**Task objective**
From the entries below, gather every line containing the string "Mass".

**Information shown**
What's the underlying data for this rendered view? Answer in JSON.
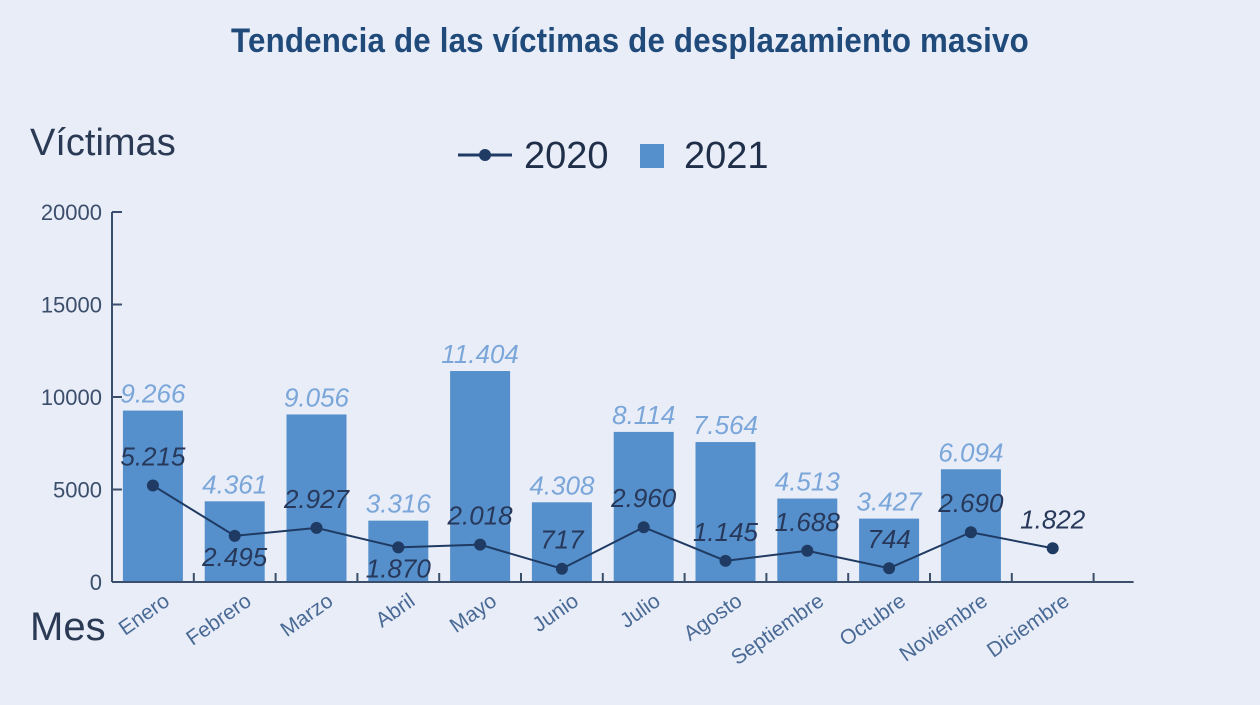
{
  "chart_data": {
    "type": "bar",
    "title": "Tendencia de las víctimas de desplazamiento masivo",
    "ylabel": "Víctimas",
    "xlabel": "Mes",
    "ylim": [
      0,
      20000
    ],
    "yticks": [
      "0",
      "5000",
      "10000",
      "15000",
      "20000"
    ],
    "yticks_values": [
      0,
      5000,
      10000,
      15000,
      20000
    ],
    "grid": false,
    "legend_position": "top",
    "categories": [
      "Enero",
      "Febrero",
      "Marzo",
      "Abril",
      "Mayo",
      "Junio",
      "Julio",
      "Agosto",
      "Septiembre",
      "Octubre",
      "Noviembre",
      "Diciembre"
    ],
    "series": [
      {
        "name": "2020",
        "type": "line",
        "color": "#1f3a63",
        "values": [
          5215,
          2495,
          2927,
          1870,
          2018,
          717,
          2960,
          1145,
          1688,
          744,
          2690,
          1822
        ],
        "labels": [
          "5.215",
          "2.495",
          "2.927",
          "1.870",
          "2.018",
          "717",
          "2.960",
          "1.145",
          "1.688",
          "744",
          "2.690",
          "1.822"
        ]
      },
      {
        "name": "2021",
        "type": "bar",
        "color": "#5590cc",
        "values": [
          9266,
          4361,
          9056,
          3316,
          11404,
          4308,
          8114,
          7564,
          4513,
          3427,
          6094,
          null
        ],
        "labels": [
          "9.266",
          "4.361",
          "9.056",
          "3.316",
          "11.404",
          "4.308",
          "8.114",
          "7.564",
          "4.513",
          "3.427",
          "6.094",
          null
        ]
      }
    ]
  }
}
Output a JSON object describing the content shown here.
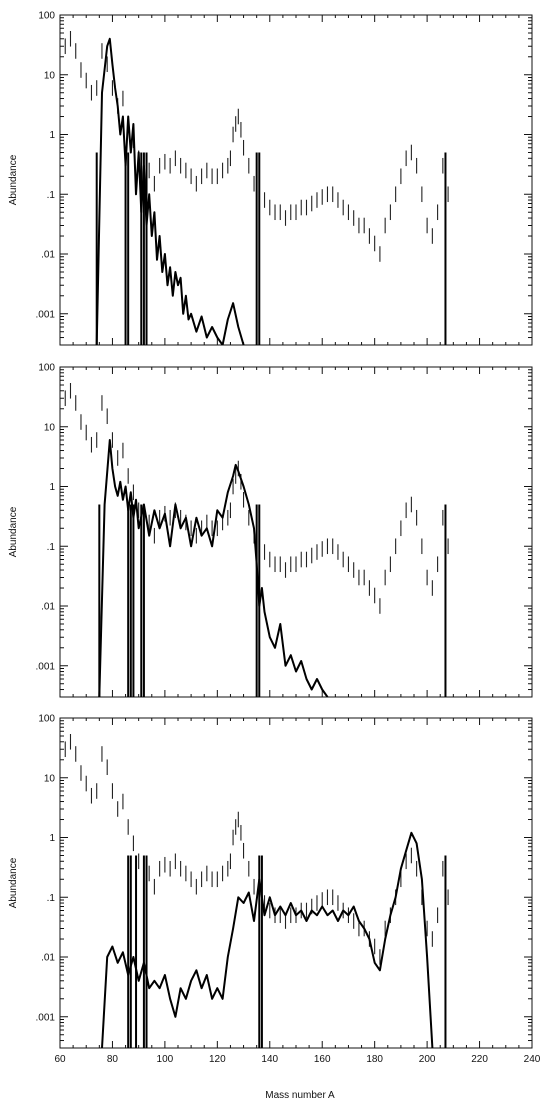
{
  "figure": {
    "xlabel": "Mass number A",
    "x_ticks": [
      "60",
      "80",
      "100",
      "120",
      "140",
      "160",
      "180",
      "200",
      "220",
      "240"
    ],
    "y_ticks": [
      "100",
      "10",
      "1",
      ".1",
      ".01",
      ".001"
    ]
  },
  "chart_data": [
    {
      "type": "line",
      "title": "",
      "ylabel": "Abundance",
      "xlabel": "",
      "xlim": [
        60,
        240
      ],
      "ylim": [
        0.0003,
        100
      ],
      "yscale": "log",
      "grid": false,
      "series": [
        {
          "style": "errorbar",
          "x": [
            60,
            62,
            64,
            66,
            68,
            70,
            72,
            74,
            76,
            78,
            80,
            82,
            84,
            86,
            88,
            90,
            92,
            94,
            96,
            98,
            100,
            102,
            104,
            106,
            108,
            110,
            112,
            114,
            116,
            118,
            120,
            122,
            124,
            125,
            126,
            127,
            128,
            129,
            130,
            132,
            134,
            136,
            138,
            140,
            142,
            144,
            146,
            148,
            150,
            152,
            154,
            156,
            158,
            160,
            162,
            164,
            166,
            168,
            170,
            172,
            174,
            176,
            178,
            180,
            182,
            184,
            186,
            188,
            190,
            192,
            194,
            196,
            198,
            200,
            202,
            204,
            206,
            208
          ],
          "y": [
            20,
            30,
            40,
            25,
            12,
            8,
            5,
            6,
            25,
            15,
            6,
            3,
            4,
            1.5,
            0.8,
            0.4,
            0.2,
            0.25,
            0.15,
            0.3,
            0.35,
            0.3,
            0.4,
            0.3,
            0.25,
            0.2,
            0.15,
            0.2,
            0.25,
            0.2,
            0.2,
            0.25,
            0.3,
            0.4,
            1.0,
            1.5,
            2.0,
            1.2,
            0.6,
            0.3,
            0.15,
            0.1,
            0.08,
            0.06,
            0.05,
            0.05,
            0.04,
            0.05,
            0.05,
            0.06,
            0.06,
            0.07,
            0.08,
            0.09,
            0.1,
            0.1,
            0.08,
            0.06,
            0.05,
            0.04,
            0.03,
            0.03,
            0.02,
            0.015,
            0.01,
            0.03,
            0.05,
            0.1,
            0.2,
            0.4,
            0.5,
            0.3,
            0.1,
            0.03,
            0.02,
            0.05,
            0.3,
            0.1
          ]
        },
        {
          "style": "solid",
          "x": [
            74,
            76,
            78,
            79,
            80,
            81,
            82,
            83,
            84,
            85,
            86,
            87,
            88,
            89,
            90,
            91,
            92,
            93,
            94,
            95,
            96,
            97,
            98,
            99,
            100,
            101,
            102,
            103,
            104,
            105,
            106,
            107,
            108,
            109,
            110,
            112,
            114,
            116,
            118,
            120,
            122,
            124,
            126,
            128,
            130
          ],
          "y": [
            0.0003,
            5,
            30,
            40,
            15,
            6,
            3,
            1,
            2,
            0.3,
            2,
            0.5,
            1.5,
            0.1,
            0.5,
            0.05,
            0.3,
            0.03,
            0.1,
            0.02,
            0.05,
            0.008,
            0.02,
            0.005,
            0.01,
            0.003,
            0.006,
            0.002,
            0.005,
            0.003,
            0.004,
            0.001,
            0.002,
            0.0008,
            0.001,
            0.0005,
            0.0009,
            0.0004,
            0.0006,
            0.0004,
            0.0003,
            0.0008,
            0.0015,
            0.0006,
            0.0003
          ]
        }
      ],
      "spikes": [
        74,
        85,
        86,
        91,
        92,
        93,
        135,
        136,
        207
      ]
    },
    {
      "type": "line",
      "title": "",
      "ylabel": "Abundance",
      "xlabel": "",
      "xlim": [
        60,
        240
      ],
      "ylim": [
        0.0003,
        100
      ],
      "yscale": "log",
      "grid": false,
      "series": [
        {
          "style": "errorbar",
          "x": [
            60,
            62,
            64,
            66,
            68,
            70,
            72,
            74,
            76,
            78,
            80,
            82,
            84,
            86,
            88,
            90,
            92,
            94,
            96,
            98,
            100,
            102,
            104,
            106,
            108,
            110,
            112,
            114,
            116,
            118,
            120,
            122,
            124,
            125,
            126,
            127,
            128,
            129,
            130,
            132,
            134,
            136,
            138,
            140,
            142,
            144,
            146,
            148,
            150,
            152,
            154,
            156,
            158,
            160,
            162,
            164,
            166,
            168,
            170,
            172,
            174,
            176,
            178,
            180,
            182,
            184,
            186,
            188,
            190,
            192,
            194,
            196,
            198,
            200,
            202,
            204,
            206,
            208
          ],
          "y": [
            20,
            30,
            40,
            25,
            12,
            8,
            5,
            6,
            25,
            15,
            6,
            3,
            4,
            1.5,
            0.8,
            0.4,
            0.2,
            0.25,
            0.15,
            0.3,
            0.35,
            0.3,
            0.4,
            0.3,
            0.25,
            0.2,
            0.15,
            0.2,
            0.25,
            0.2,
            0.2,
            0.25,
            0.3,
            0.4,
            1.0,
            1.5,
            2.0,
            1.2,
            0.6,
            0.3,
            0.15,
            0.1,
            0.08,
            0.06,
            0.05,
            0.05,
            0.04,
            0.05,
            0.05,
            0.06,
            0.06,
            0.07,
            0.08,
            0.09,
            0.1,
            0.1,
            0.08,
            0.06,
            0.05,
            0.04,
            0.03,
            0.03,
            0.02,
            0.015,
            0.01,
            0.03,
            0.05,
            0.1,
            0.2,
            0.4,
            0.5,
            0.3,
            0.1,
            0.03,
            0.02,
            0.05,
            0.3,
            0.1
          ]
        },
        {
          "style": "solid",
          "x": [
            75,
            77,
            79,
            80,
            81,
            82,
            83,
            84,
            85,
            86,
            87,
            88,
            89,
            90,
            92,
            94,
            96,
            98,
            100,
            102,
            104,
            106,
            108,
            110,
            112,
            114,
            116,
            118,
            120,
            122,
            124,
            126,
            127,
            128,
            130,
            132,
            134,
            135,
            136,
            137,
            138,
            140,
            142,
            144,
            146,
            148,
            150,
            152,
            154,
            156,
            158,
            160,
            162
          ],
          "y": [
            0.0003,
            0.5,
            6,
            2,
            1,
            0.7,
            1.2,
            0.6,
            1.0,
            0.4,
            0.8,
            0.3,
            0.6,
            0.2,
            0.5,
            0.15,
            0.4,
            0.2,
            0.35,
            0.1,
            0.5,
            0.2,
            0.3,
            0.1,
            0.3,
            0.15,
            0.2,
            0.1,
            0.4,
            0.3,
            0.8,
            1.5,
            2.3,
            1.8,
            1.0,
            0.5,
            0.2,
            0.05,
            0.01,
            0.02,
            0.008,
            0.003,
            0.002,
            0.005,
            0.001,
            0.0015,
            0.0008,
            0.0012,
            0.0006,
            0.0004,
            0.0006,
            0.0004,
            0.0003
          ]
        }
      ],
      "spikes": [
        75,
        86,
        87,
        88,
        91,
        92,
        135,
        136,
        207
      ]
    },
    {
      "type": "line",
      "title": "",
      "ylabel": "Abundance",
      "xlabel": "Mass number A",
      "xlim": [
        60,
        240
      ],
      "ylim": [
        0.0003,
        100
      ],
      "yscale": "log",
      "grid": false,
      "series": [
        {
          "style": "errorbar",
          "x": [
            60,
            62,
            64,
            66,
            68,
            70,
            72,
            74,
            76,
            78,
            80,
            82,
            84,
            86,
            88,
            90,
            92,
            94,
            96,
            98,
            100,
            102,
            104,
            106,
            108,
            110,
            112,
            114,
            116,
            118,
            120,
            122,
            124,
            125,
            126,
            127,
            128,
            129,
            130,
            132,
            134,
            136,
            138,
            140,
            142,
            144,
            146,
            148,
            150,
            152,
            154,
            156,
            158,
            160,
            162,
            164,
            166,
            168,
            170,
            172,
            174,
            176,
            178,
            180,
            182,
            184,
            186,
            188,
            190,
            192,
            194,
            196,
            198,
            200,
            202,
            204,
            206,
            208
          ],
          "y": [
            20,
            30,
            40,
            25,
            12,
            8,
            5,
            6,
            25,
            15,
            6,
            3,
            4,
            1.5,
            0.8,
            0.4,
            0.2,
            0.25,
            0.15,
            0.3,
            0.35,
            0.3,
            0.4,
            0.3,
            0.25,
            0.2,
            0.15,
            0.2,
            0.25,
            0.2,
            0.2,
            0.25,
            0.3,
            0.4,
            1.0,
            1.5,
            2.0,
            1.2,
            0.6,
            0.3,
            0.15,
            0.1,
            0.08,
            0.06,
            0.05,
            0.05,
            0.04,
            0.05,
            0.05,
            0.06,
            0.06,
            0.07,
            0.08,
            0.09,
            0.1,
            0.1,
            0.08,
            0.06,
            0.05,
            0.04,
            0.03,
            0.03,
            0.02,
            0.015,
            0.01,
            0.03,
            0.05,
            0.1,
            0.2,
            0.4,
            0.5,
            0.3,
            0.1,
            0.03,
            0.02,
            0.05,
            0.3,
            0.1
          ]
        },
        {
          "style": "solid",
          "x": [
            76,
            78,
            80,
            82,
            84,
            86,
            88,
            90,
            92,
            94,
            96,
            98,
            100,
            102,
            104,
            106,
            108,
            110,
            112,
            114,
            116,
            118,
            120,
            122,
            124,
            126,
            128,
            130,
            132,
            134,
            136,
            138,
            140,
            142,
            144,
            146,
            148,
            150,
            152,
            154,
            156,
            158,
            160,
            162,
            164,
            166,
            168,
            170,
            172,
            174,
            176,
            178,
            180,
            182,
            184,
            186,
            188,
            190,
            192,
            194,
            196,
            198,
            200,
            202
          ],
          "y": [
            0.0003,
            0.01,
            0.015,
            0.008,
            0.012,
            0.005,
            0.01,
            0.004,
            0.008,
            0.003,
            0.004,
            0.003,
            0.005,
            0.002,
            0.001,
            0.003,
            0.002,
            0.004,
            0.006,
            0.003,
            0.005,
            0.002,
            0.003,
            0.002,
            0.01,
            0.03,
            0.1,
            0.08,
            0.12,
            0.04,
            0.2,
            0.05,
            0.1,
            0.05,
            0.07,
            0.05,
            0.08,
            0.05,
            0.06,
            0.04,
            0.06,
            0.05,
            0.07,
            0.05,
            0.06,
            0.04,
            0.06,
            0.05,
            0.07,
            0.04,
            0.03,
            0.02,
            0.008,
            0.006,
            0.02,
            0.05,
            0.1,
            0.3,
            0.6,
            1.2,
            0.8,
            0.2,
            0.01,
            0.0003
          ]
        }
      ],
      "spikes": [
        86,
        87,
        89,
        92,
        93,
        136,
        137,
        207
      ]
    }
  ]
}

**Correct response**
    "xlabel": "Mass number A",
      "xlabel": "Mass number A",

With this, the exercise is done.